▶ Prompt
Retype only what runs from the line that contains "Enumerate this screenshot's" through the last line of the listing below, both lines included.

▶ Exercise inputs

========

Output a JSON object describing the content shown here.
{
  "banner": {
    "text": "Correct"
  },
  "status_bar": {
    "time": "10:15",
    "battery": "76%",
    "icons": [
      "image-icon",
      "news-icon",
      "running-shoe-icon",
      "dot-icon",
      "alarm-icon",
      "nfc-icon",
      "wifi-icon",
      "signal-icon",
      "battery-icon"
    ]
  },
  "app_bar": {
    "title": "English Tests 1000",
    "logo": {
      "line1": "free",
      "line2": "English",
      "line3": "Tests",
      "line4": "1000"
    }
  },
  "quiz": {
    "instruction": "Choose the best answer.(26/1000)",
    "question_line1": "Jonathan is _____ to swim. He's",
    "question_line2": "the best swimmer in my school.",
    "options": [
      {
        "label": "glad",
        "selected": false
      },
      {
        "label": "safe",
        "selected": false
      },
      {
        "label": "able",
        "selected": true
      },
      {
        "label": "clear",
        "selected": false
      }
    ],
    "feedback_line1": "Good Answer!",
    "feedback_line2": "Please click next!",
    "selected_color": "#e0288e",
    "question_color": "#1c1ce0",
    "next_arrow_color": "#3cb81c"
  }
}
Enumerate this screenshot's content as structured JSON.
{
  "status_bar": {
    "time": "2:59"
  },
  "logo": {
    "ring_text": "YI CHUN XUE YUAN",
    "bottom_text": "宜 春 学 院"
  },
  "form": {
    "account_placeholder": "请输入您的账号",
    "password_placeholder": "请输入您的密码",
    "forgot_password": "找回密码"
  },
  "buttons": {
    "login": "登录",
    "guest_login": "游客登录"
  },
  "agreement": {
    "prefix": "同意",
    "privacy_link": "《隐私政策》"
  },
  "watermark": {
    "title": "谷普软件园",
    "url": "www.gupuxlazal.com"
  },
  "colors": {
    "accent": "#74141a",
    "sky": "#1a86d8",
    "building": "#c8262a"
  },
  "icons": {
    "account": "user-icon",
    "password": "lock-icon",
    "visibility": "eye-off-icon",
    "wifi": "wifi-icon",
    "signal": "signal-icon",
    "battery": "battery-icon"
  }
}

========

▶ Solved problem
Enumerate this screenshot's content as structured JSON.
{
  "status_bar": {
    "time": "2:59"
  },
  "logo": {
    "ring_text": "YI CHUN XUE YUAN",
    "bottom_text": "宜 春 学 院"
  },
  "form": {
    "account_placeholder": "请输入您的账号",
    "password_placeholder": "请输入您的密码",
    "forgot_password": "找回密码"
  },
  "buttons": {
    "login": "登录",
    "guest_login": "游客登录"
  },
  "agreement": {
    "prefix": "同意",
    "privacy_link": "《隐私政策》"
  },
  "watermark": {
    "title": "谷普软件园",
    "url": "www.gupuxlazal.com"
  },
  "colors": {
    "accent": "#74141a",
    "sky": "#1a86d8",
    "building": "#c8262a"
  },
  "icons": {
    "account": "user-icon",
    "password": "lock-icon",
    "visibility": "eye-off-icon",
    "wifi": "wifi-icon",
    "signal": "signal-icon",
    "battery": "battery-icon"
  }
}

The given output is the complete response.